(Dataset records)
──────────────────────────────
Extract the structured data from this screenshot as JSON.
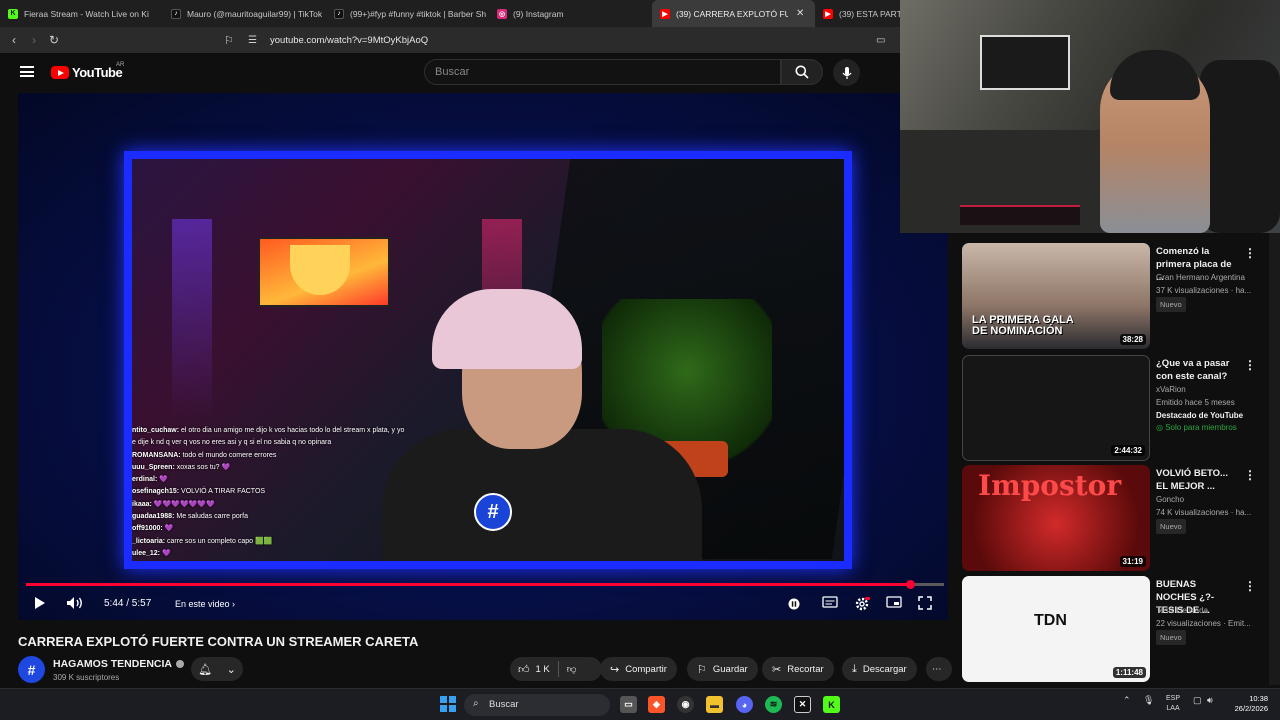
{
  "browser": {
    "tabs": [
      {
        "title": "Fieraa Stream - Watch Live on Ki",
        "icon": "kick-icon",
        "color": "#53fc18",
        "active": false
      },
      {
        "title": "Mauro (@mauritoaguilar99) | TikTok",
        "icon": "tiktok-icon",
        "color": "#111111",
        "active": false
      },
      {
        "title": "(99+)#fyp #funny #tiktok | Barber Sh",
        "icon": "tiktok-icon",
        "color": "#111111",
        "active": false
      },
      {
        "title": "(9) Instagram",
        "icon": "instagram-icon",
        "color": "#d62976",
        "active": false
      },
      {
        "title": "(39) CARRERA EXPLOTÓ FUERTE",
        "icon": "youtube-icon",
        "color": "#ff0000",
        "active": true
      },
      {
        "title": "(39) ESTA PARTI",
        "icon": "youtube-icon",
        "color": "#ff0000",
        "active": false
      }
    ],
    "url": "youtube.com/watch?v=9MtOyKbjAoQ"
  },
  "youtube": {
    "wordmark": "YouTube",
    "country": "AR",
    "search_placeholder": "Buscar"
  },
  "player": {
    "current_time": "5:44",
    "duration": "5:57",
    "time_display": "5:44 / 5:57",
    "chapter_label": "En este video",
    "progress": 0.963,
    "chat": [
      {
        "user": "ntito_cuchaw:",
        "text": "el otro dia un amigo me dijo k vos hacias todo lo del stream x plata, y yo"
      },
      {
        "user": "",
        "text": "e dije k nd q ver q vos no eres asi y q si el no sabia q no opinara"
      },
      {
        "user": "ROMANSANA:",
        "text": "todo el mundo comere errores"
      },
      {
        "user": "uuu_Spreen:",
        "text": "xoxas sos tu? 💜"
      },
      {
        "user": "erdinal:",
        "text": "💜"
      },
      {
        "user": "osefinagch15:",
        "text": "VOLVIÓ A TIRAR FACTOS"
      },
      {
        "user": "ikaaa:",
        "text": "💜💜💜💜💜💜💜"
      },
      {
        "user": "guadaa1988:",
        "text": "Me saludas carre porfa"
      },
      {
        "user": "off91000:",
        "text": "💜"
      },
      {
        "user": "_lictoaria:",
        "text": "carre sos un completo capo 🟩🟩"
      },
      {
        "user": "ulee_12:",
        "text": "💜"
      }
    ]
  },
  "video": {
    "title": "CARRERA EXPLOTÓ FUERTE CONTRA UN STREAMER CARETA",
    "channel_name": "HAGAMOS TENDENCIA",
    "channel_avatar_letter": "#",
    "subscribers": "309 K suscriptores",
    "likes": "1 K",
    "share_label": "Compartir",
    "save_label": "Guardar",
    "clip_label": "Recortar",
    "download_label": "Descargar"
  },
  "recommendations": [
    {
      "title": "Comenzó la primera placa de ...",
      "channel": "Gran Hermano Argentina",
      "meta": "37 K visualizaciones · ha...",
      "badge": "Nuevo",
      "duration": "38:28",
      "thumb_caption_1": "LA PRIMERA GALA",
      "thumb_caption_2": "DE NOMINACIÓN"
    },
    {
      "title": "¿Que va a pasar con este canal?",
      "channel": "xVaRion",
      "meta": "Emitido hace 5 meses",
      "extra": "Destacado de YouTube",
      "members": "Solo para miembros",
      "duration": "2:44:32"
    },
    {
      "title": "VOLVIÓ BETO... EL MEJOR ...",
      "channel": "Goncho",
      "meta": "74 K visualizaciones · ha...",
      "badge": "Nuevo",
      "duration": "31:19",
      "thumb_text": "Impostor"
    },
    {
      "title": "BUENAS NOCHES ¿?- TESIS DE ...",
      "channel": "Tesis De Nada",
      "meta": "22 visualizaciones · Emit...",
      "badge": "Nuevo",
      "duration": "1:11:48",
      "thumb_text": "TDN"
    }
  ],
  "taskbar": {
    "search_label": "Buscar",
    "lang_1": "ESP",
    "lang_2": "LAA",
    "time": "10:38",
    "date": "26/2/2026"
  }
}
──────────────────────────────
Exercise goal – Lines that include the word "VOLVIÓ" are to be extracted from the data above.

The solution –
        "text": "VOLVIÓ A TIRAR FACTOS"
      "title": "VOLVIÓ BETO... EL MEJOR ...",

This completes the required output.